## EXCERPTED TEXT
╔══

# Latigos or billet staps?



## Vidaloco (Sep 14, 2007)

We have long latigo/cinch staps on both sides of our saddles. Any saddle I have I've switched out the short off billet to a latigo. I wonder how many folks prefer the latigo. When looking at new saddles I noticed many (most?) have the little short off billet on the off side instead of the long latigo strap. Do you keep it or change it out?

I like them because your cinching from both sides. I think with the off billet your pulling the girth skin to one direction only. If you draw up from both sides equally, your bringing up the cinch straight under the horse with equal pressure to both sides. Personally I count the holes in the strap and make sure I am the same on both sides.


----------



## dewaynehousehorsemanship (May 24, 2009)

i just use one on the left side because i dont really ride with a tight saddle a lot. But just depends on what makes you happy.


----------



## Vidaloco (Sep 14, 2007)

Thanks, I'm really interested in what others use and what the advantages are of one or the other. I bought a new saddle recently and it came with both the short billet and the long cinch strap. I'm using the long one of course


----------



## 7Ponies (May 21, 2009)

I have the short offside billet.

I actually wish Western saddles were easier to cinch up. Seems like the English folks have us beat in that department


----------



## Qtswede (Apr 16, 2009)

I dunno, I think western is easier to slide to fit. Can't tell you how many times a horse has been between holes on an english girth. Pain in the butt. 
Oh, I have saddle that are both ways. Usually I stick with the short off, but for some of the older horses, or fatter horses, there may be a double latigo cinch.


----------



## Cayuse (May 28, 2009)

I use a short off but I don't use the holes. I just tie it up and I ride with a somewhat lose saddle.


----------

╚══

## DIRECTIVE 1
In the thread on latigos and billet straps, write out the passage between "I actually wish" and "double latigo cinch.", inclusive, replacing "girth" with "cinch".

Source data:
╔══

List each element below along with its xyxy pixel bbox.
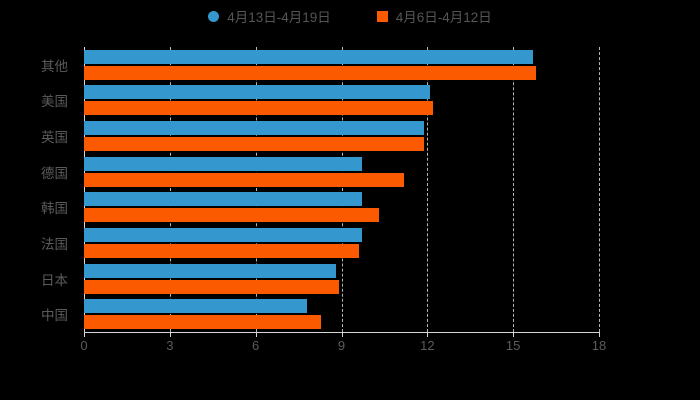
y-axis-category-labels: 其他美国英国德国韩国法国日本中国 (0, 47, 76, 332)
x-tick-label-18: 18 (591, 338, 607, 353)
bar-series-b[interactable] (84, 279, 339, 294)
x-tick-0 (84, 332, 85, 337)
x-tick-6 (255, 332, 257, 337)
bar-series-b[interactable] (84, 101, 434, 116)
x-tick-18 (599, 332, 600, 337)
bar-series-a[interactable] (84, 299, 308, 314)
x-tick-15 (513, 332, 515, 337)
bar-row (84, 85, 599, 116)
y-axis-label-3: 德国 (41, 165, 68, 181)
x-tick-12 (427, 332, 429, 337)
y-axis-label-2: 英国 (41, 130, 68, 146)
bar-row (84, 192, 599, 223)
legend-label-series-a: 4月13日-4月19日 (227, 10, 331, 25)
bar-series-a[interactable] (84, 156, 362, 171)
bar-series-a[interactable] (84, 121, 425, 136)
bar-series-b[interactable] (84, 137, 425, 152)
x-tick-label-3: 3 (166, 338, 174, 353)
x-axis-tick-labels: 0 3 6 9 12 15 18 (80, 338, 606, 358)
bar-series-b[interactable] (84, 172, 405, 187)
legend-circle-marker-icon (208, 10, 220, 22)
bar-row (84, 227, 599, 258)
y-axis-label-6: 日本 (41, 272, 68, 288)
x-tick-label-12: 12 (420, 338, 435, 353)
bar-series-a[interactable] (84, 49, 534, 64)
x-axis-ticks (84, 332, 600, 338)
y-axis-label-0: 其他 (41, 58, 68, 74)
bar-series-b[interactable] (84, 315, 322, 330)
y-axis-label-4: 韩国 (41, 201, 68, 217)
bar-series-b[interactable] (84, 65, 537, 80)
y-axis-label-5: 法国 (41, 236, 68, 252)
bar-series-b[interactable] (84, 208, 379, 223)
bar-row (84, 121, 599, 152)
bar-row (84, 263, 599, 294)
bar-series-a[interactable] (84, 263, 336, 278)
legend-item-series-b[interactable]: 4月6日-4月12日 (376, 6, 492, 26)
x-tick-label-15: 15 (505, 338, 521, 353)
bar-row (84, 299, 599, 330)
gridline-18 (599, 47, 601, 332)
bar-rows (84, 47, 599, 332)
bar-series-a[interactable] (84, 85, 431, 100)
plot-area (84, 47, 601, 332)
y-axis-label-1: 美国 (41, 94, 68, 110)
bar-row (84, 156, 599, 187)
chart-legend: 4月13日-4月19日 4月6日-4月12日 (0, 6, 700, 26)
x-tick-label-9: 9 (337, 338, 346, 353)
bar-series-b[interactable] (84, 243, 359, 258)
x-tick-3 (169, 332, 171, 337)
x-tick-label-6: 6 (252, 338, 260, 353)
x-tick-label-0: 0 (80, 338, 88, 353)
bar-series-a[interactable] (84, 227, 362, 242)
legend-item-series-a[interactable]: 4月13日-4月19日 (208, 6, 331, 26)
x-tick-9 (341, 332, 343, 337)
y-axis-label-7: 中国 (41, 308, 68, 324)
bar-series-a[interactable] (84, 192, 362, 207)
legend-label-series-b: 4月6日-4月12日 (395, 10, 492, 25)
bar-row (84, 49, 599, 80)
legend-square-marker-icon (376, 10, 388, 22)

╚══

## DIRECTIVE 2
From the entries, copy the lines between the line holding "y-axis-category-labels: 其他美国英国德国韩国法国日本中国 (0, 47, 76, 332)" and the line holding "bar-series-b[interactable] (84, 101, 434, 116)", inclusive.

## FULL OUTPUT 1
I actually wish Western saddles were easier to cinch up. Seems like the English folks have us beat in that department


----------



## Qtswede (Apr 16, 2009)

I dunno, I think western is easier to slide to fit. Can't tell you how many times a horse has been between holes on an english cinch. Pain in the butt. 
Oh, I have saddle that are both ways. Usually I stick with the short off, but for some of the older horses, or fatter horses, there may be a double latigo cinch.

## FULL OUTPUT 2
y-axis-category-labels: 其他美国英国德国韩国法国日本中国 (0, 47, 76, 332)
x-tick-label-18: 18 (591, 338, 607, 353)
bar-series-b[interactable] (84, 279, 339, 294)
x-tick-0 (84, 332, 85, 337)
x-tick-6 (255, 332, 257, 337)
bar-series-b[interactable] (84, 101, 434, 116)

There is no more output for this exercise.